- _分析用本文_
• • • •

福音館書店の絵本は、全国各地にある「こどものとも社」を通して園のみなさまにお届けしています。
この連載では、そんな「こどものとも社」で働く方のイチ推し絵本を紹介していきます!
こどものとも社の方々の想いや、個性が垣間見える連載にしていきますね。熱心な方々のイチ推し絵本、きっと参考になると思います。
第12回は、「有限会社 栃木こどものとも社」より、田代正晴さんのイチ推し絵本です。
みなさん、こんにちは。
有限会社栃木こどものとも社の田代正晴です。
建築業や接客業を経験した後、こどものとも社に入社してから、早いもので25年が経ちました。子どものころの私は、「スーツを着る仕事や営業職だけは絶対にやりたくない!」と思っていたのですが、不思議なことに今ではそんな仕事を楽しく続けている自分がいます。人生って本当に面白いですね。
実は私自身、幼いころにあまり絵本を読んでもらった記憶がなく、正直なところ、絵本は[小さい子に与えるおもちゃ]くらいの認識でした。
そんな私が、ご縁でこの仕事に就き、絵本の奥深い魅力にすっかりハマってしまったのです。
そんな私が今回ご紹介したいお気に入りの絵本は、かがくのとも2024年1月号『いっしょにいきる ヤドカリとイソギンチャク』です。
この絵本は、息子が毎月保育園から嬉しそうに持ち帰ってくる月刊絵本の中の1冊でした。

• • • •

(データセットに含まれる一覧)
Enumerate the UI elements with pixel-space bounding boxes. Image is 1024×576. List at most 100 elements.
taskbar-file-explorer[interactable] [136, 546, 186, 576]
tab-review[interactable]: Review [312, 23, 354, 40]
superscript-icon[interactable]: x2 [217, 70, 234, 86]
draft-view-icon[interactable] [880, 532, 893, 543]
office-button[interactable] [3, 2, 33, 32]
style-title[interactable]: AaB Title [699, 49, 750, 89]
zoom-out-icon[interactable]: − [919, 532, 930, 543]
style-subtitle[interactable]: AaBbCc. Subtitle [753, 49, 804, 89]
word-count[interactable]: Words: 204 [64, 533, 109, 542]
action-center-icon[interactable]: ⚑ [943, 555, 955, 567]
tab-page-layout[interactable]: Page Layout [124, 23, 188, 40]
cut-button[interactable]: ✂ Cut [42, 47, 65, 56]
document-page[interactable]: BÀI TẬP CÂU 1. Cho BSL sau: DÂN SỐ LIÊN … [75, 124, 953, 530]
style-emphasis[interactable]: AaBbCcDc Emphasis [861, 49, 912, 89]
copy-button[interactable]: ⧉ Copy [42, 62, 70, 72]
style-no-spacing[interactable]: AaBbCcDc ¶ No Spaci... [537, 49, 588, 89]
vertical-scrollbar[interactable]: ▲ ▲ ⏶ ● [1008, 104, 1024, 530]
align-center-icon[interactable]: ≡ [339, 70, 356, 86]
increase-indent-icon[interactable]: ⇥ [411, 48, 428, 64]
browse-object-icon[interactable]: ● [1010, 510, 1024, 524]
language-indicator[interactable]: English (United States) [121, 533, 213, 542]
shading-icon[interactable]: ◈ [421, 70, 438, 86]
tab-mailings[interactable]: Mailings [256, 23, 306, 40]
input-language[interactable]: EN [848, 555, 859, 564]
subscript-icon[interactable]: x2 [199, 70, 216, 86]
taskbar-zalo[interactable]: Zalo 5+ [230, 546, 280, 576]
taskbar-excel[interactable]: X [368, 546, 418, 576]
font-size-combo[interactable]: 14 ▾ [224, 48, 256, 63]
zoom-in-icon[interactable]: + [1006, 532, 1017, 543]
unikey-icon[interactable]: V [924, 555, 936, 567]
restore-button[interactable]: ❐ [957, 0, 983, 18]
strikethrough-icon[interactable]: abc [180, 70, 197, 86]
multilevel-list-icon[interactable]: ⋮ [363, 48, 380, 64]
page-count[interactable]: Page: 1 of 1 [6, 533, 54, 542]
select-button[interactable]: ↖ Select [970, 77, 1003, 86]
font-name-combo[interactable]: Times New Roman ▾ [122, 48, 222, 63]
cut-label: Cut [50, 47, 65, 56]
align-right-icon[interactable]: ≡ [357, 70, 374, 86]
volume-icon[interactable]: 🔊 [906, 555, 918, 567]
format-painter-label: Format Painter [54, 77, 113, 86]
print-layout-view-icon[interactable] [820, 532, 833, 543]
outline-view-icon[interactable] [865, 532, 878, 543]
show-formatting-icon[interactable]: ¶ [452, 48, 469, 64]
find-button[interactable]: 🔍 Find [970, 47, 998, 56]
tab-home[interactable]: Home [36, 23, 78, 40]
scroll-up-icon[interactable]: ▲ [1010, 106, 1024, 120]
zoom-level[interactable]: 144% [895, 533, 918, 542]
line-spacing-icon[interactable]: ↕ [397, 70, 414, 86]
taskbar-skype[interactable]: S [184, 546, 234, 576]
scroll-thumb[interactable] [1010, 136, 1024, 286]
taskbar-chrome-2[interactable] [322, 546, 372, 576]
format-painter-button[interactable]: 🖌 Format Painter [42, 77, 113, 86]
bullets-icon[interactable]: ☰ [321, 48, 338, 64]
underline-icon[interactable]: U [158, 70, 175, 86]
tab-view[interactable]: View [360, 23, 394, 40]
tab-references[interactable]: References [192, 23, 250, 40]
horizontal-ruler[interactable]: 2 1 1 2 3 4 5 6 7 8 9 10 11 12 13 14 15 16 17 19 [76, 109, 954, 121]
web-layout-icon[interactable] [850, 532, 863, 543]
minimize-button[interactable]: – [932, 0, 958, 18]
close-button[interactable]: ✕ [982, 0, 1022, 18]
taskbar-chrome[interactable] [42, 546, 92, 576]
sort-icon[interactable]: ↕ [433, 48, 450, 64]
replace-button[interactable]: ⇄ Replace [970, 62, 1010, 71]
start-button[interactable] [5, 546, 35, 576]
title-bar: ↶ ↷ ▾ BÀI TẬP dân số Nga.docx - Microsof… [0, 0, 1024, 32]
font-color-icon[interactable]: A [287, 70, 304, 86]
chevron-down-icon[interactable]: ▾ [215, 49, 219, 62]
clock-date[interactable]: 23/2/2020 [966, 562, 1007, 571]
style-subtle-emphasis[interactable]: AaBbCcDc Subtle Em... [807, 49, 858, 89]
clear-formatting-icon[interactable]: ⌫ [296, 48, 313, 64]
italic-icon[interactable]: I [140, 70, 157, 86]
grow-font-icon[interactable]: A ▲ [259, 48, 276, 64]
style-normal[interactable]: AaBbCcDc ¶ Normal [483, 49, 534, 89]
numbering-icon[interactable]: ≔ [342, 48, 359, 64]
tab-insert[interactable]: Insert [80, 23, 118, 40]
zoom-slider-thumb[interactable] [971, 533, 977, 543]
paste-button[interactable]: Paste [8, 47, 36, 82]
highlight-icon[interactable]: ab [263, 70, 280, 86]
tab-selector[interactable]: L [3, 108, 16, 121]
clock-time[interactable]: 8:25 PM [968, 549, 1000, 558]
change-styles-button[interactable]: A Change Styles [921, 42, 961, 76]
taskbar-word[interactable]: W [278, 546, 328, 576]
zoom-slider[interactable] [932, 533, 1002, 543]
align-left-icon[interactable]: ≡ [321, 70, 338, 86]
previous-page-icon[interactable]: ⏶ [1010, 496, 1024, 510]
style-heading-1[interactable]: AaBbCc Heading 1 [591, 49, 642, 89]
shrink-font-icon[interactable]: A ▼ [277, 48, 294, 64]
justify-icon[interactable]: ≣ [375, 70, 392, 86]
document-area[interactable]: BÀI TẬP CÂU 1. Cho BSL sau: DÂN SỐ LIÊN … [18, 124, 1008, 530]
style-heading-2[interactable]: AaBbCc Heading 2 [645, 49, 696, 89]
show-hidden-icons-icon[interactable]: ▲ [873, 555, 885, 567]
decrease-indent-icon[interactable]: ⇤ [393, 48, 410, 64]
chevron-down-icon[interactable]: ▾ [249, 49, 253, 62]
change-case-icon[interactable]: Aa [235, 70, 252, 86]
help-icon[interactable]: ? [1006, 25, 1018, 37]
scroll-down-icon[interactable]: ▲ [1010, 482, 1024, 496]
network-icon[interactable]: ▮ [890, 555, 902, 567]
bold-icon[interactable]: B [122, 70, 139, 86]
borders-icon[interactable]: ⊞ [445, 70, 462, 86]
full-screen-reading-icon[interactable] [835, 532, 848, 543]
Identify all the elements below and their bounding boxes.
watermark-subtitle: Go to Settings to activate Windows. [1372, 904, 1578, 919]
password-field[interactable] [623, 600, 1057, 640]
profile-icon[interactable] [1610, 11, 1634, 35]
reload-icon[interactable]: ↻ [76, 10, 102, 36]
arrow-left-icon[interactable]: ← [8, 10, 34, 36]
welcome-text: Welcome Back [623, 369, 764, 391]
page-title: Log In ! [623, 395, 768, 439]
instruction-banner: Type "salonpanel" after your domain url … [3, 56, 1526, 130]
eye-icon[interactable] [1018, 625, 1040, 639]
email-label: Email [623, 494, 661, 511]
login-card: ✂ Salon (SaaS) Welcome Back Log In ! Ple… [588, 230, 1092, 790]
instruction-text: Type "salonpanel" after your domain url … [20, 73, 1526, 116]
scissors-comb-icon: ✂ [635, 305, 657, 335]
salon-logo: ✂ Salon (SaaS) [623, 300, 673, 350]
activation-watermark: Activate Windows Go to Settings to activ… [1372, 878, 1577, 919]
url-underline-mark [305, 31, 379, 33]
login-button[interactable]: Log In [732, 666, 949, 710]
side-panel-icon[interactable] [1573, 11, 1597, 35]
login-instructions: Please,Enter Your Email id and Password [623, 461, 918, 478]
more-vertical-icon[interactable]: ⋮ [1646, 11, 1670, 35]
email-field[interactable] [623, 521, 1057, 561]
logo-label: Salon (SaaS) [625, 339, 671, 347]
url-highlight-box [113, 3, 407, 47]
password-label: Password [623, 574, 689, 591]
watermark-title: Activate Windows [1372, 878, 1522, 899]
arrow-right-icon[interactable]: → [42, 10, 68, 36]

• • • •

- _課題一覧_
(1) イチ推し絵本の紹介文を読み、次の問いに答えよ。
(a) この連載の第何回にあたるか。
(b) 田代正晴さんがこどものとも社に入社する前に経験した仕事は何か。
(c) 田代さんが紹介する絵本の題名と掲載号は何か。
(2) イチ推し絵本の紹介文を、最後の文の次から書き進めよ。

- _解答_
(1)
(a) 第12回
(b) 建築業と接客業
(c) かがくのとも2024年1月号『いっしょにいきる ヤドカリとイソギンチャク』

(2)
タイトルの通り、ヤドカリとイソギンチャクが一緒に生きる「共存共栄」のお話です。

・どうしてヤドカリは自分の殻にイソギンチャクをくっつけるの?
・イソギンチャクはなぜ嫌がらずにくっついたままなの?
・ヤドカリは天敵のタコに襲われそうになったとき、どうやって身を守るの?
などなど、私も初めて知ることばかりで、「さすが、かがくのとも!」と唸ってしまいました。
息子と娘は夢中になり、「へぇ~!」「すごいッ!」の連発。
毎晩「これ読んで!」が一か月ほど続きました。
そしてとうとう、「ヤドカリとイソギンチャクが見たい!」という話になり、家族で磯辺までドライブすることに。
絵本に出てくるような大きなヤドカリやイソギンチャクには出会えませんでしたが、小さなヤドカリをたくさん見つけた息子と娘は大はしゃぎでした。
当然「持って帰って飼う!」と言い出し、その時に「あ、そうだ! 空の殻も拾っていかなくちゃ!」と言ったのには、親バカながら感心してしまいました。
なぜ私が感心したのか...その理由はぜひ絵本を読んでみてくださいね。


子どもの好奇心をくすぐり、世の中の不思議に目を向ける力を育ててくれる絵本。
そんな絵本が世界にはたくさんありますが、やっぱり「かがくのとも」の存在は特別だと改めて感じました。
「かがくのとも」だけでなく、私が絵本で初めて涙を流した『スーホの白い馬』や、絵本から初めて音が聞こえてきた『とん ことり』(最後の場面、かなえと女の子が自転車に乗っているシーンで、草花が風に揺れて「サァーッ」という音が聞こえた感覚になりました)など、絵本が与えてくれる感動や体験はかけがえのないものです。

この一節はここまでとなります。